Direction: In your copy, leave out the pictures; write out all the data exactly.

Extracted records:
**********
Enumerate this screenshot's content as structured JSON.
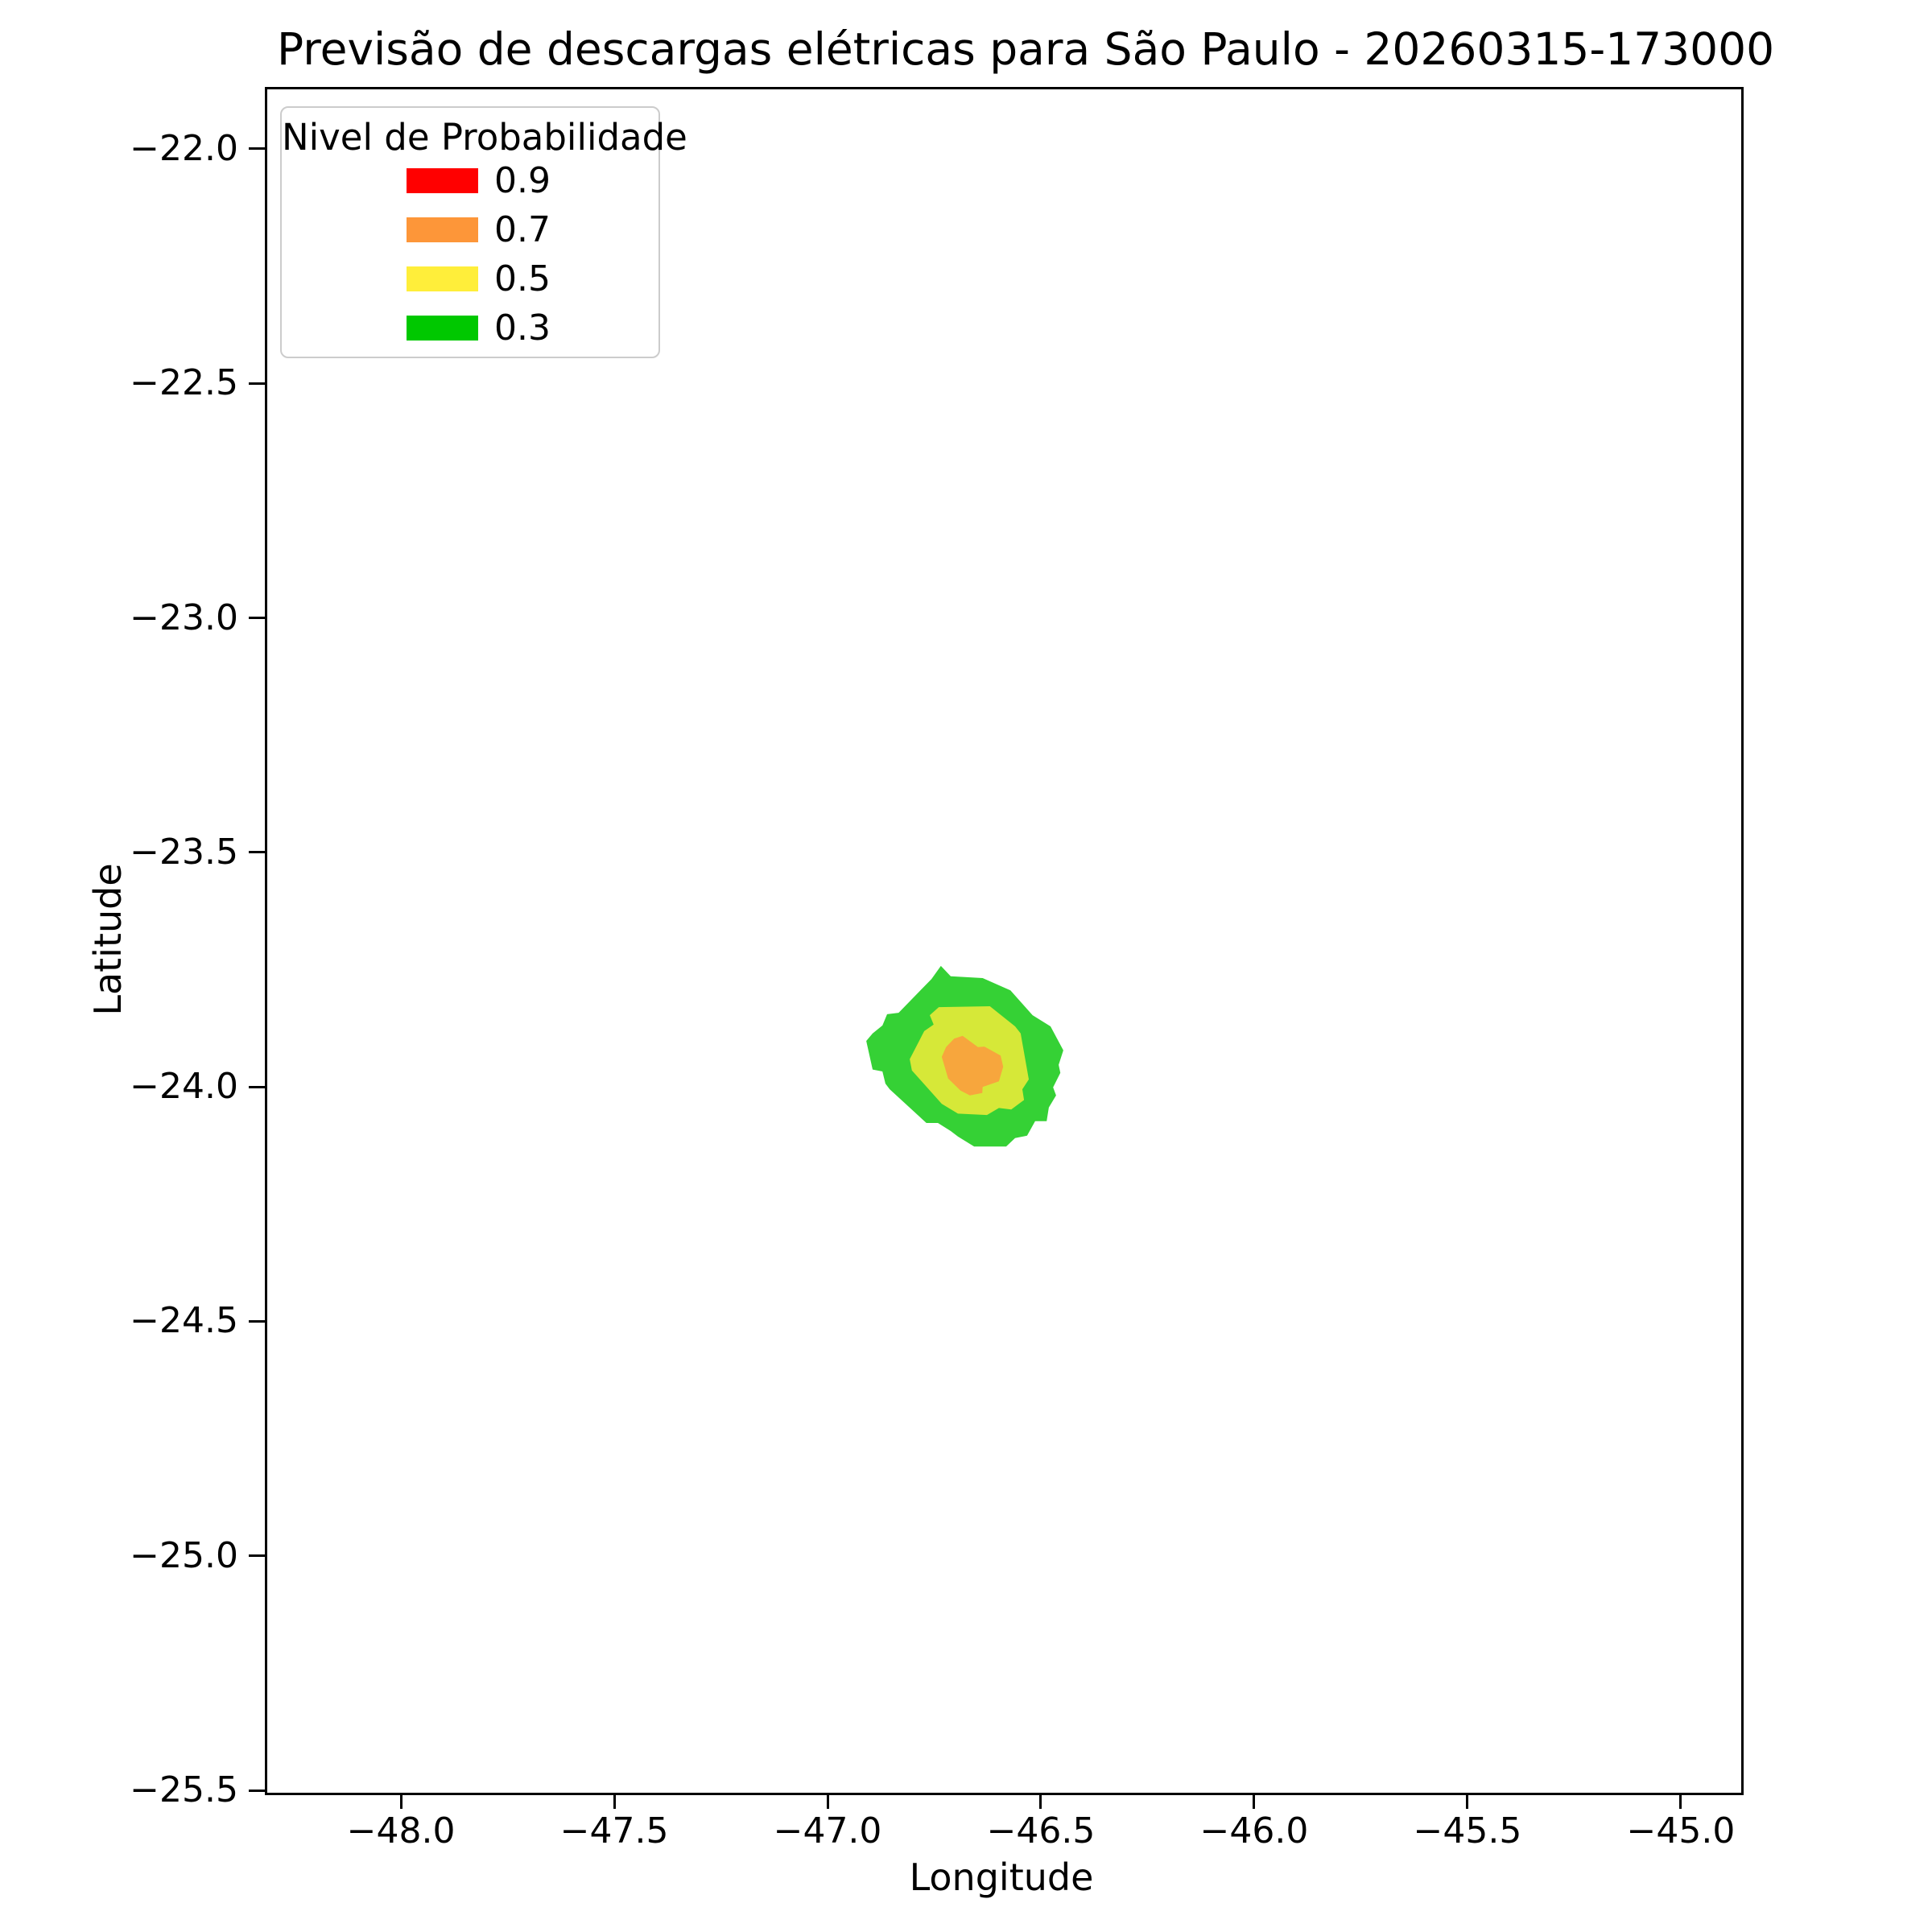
{
  "chart_data": {
    "type": "heatmap",
    "subtype": "filled-contour-map",
    "title": "Previsão de descargas elétricas para São Paulo - 20260315-173000",
    "xlabel": "Longitude",
    "ylabel": "Latitude",
    "xlim": [
      -48.319,
      -44.864
    ],
    "ylim": [
      -25.5,
      -21.868
    ],
    "grid": false,
    "background": "#ffffff",
    "x_ticks": {
      "values": [
        -48.0,
        -47.5,
        -47.0,
        -46.5,
        -46.0,
        -45.5,
        -45.0
      ],
      "labels": [
        "−48.0",
        "−47.5",
        "−47.0",
        "−46.5",
        "−46.0",
        "−45.5",
        "−45.0"
      ]
    },
    "y_ticks": {
      "values": [
        -22.0,
        -22.5,
        -23.0,
        -23.5,
        -24.0,
        -24.5,
        -25.0,
        -25.5
      ],
      "labels": [
        "−22.0",
        "−22.5",
        "−23.0",
        "−23.5",
        "−24.0",
        "−24.5",
        "−25.0",
        "−25.5"
      ]
    },
    "legend": {
      "title": "Nivel de Probabilidade",
      "position": "upper left",
      "entries": [
        {
          "label": "0.9",
          "color": "#ff0000"
        },
        {
          "label": "0.7",
          "color": "#fd9639"
        },
        {
          "label": "0.5",
          "color": "#ffee3a"
        },
        {
          "label": "0.3",
          "color": "#00c800"
        }
      ]
    },
    "contours": [
      {
        "level": 0.3,
        "fill": "#35d135",
        "points": [
          [
            -46.74,
            -23.737
          ],
          [
            -46.717,
            -23.759
          ],
          [
            -46.642,
            -23.763
          ],
          [
            -46.6,
            -23.78
          ],
          [
            -46.577,
            -23.789
          ],
          [
            -46.525,
            -23.842
          ],
          [
            -46.483,
            -23.866
          ],
          [
            -46.453,
            -23.917
          ],
          [
            -46.464,
            -23.948
          ],
          [
            -46.46,
            -23.965
          ],
          [
            -46.477,
            -23.996
          ],
          [
            -46.47,
            -24.013
          ],
          [
            -46.487,
            -24.039
          ],
          [
            -46.492,
            -24.068
          ],
          [
            -46.519,
            -24.068
          ],
          [
            -46.538,
            -24.099
          ],
          [
            -46.566,
            -24.104
          ],
          [
            -46.587,
            -24.122
          ],
          [
            -46.662,
            -24.122
          ],
          [
            -46.7,
            -24.101
          ],
          [
            -46.717,
            -24.089
          ],
          [
            -46.747,
            -24.072
          ],
          [
            -46.774,
            -24.072
          ],
          [
            -46.86,
            -24.0
          ],
          [
            -46.87,
            -23.988
          ],
          [
            -46.877,
            -23.962
          ],
          [
            -46.9,
            -23.958
          ],
          [
            -46.915,
            -23.897
          ],
          [
            -46.9,
            -23.881
          ],
          [
            -46.877,
            -23.864
          ],
          [
            -46.866,
            -23.84
          ],
          [
            -46.839,
            -23.837
          ],
          [
            -46.762,
            -23.765
          ]
        ]
      },
      {
        "level": 0.5,
        "fill": "#d6e838",
        "points": [
          [
            -46.745,
            -23.825
          ],
          [
            -46.625,
            -23.823
          ],
          [
            -46.566,
            -23.866
          ],
          [
            -46.553,
            -23.881
          ],
          [
            -46.534,
            -23.979
          ],
          [
            -46.549,
            -24.0
          ],
          [
            -46.545,
            -24.023
          ],
          [
            -46.575,
            -24.043
          ],
          [
            -46.604,
            -24.04
          ],
          [
            -46.632,
            -24.055
          ],
          [
            -46.7,
            -24.052
          ],
          [
            -46.738,
            -24.031
          ],
          [
            -46.808,
            -23.96
          ],
          [
            -46.813,
            -23.936
          ],
          [
            -46.779,
            -23.876
          ],
          [
            -46.757,
            -23.862
          ],
          [
            -46.766,
            -23.842
          ]
        ]
      },
      {
        "level": 0.7,
        "fill": "#f7a63d",
        "points": [
          [
            -46.709,
            -23.892
          ],
          [
            -46.689,
            -23.886
          ],
          [
            -46.653,
            -23.91
          ],
          [
            -46.638,
            -23.909
          ],
          [
            -46.6,
            -23.928
          ],
          [
            -46.594,
            -23.952
          ],
          [
            -46.604,
            -23.983
          ],
          [
            -46.642,
            -23.995
          ],
          [
            -46.643,
            -24.008
          ],
          [
            -46.672,
            -24.013
          ],
          [
            -46.694,
            -24.003
          ],
          [
            -46.723,
            -23.977
          ],
          [
            -46.738,
            -23.931
          ],
          [
            -46.728,
            -23.91
          ]
        ]
      }
    ]
  }
}
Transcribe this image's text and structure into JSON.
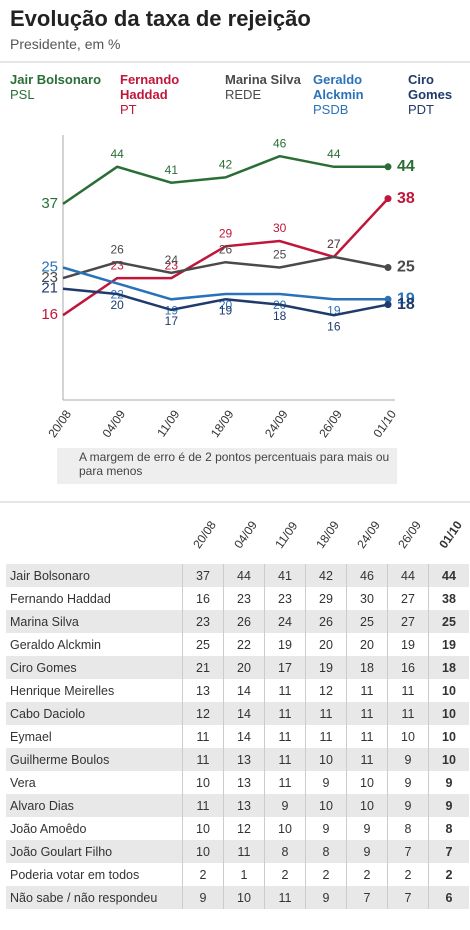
**********
Answer for this exercise:
Enumerate this screenshot's content as structured JSON.
{
  "chart_data": {
    "type": "heatmap",
    "subtype": "filled-contour-map",
    "title": "Previsão de descargas elétricas para São Paulo - 20260315-173000",
    "xlabel": "Longitude",
    "ylabel": "Latitude",
    "xlim": [
      -48.319,
      -44.864
    ],
    "ylim": [
      -25.5,
      -21.868
    ],
    "grid": false,
    "background": "#ffffff",
    "x_ticks": {
      "values": [
        -48.0,
        -47.5,
        -47.0,
        -46.5,
        -46.0,
        -45.5,
        -45.0
      ],
      "labels": [
        "−48.0",
        "−47.5",
        "−47.0",
        "−46.5",
        "−46.0",
        "−45.5",
        "−45.0"
      ]
    },
    "y_ticks": {
      "values": [
        -22.0,
        -22.5,
        -23.0,
        -23.5,
        -24.0,
        -24.5,
        -25.0,
        -25.5
      ],
      "labels": [
        "−22.0",
        "−22.5",
        "−23.0",
        "−23.5",
        "−24.0",
        "−24.5",
        "−25.0",
        "−25.5"
      ]
    },
    "legend": {
      "title": "Nivel de Probabilidade",
      "position": "upper left",
      "entries": [
        {
          "label": "0.9",
          "color": "#ff0000"
        },
        {
          "label": "0.7",
          "color": "#fd9639"
        },
        {
          "label": "0.5",
          "color": "#ffee3a"
        },
        {
          "label": "0.3",
          "color": "#00c800"
        }
      ]
    },
    "contours": [
      {
        "level": 0.3,
        "fill": "#35d135",
        "points": [
          [
            -46.74,
            -23.737
          ],
          [
            -46.717,
            -23.759
          ],
          [
            -46.642,
            -23.763
          ],
          [
            -46.6,
            -23.78
          ],
          [
            -46.577,
            -23.789
          ],
          [
            -46.525,
            -23.842
          ],
          [
            -46.483,
            -23.866
          ],
          [
            -46.453,
            -23.917
          ],
          [
            -46.464,
            -23.948
          ],
          [
            -46.46,
            -23.965
          ],
          [
            -46.477,
            -23.996
          ],
          [
            -46.47,
            -24.013
          ],
          [
            -46.487,
            -24.039
          ],
          [
            -46.492,
            -24.068
          ],
          [
            -46.519,
            -24.068
          ],
          [
            -46.538,
            -24.099
          ],
          [
            -46.566,
            -24.104
          ],
          [
            -46.587,
            -24.122
          ],
          [
            -46.662,
            -24.122
          ],
          [
            -46.7,
            -24.101
          ],
          [
            -46.717,
            -24.089
          ],
          [
            -46.747,
            -24.072
          ],
          [
            -46.774,
            -24.072
          ],
          [
            -46.86,
            -24.0
          ],
          [
            -46.87,
            -23.988
          ],
          [
            -46.877,
            -23.962
          ],
          [
            -46.9,
            -23.958
          ],
          [
            -46.915,
            -23.897
          ],
          [
            -46.9,
            -23.881
          ],
          [
            -46.877,
            -23.864
          ],
          [
            -46.866,
            -23.84
          ],
          [
            -46.839,
            -23.837
          ],
          [
            -46.762,
            -23.765
          ]
        ]
      },
      {
        "level": 0.5,
        "fill": "#d6e838",
        "points": [
          [
            -46.745,
            -23.825
          ],
          [
            -46.625,
            -23.823
          ],
          [
            -46.566,
            -23.866
          ],
          [
            -46.553,
            -23.881
          ],
          [
            -46.534,
            -23.979
          ],
          [
            -46.549,
            -24.0
          ],
          [
            -46.545,
            -24.023
          ],
          [
            -46.575,
            -24.043
          ],
          [
            -46.604,
            -24.04
          ],
          [
            -46.632,
            -24.055
          ],
          [
            -46.7,
            -24.052
          ],
          [
            -46.738,
            -24.031
          ],
          [
            -46.808,
            -23.96
          ],
          [
            -46.813,
            -23.936
          ],
          [
            -46.779,
            -23.876
          ],
          [
            -46.757,
            -23.862
          ],
          [
            -46.766,
            -23.842
          ]
        ]
      },
      {
        "level": 0.7,
        "fill": "#f7a63d",
        "points": [
          [
            -46.709,
            -23.892
          ],
          [
            -46.689,
            -23.886
          ],
          [
            -46.653,
            -23.91
          ],
          [
            -46.638,
            -23.909
          ],
          [
            -46.6,
            -23.928
          ],
          [
            -46.594,
            -23.952
          ],
          [
            -46.604,
            -23.983
          ],
          [
            -46.642,
            -23.995
          ],
          [
            -46.643,
            -24.008
          ],
          [
            -46.672,
            -24.013
          ],
          [
            -46.694,
            -24.003
          ],
          [
            -46.723,
            -23.977
          ],
          [
            -46.738,
            -23.931
          ],
          [
            -46.728,
            -23.91
          ]
        ]
      }
    ]
  }
}
Transcribe this image's text and structure into JSON.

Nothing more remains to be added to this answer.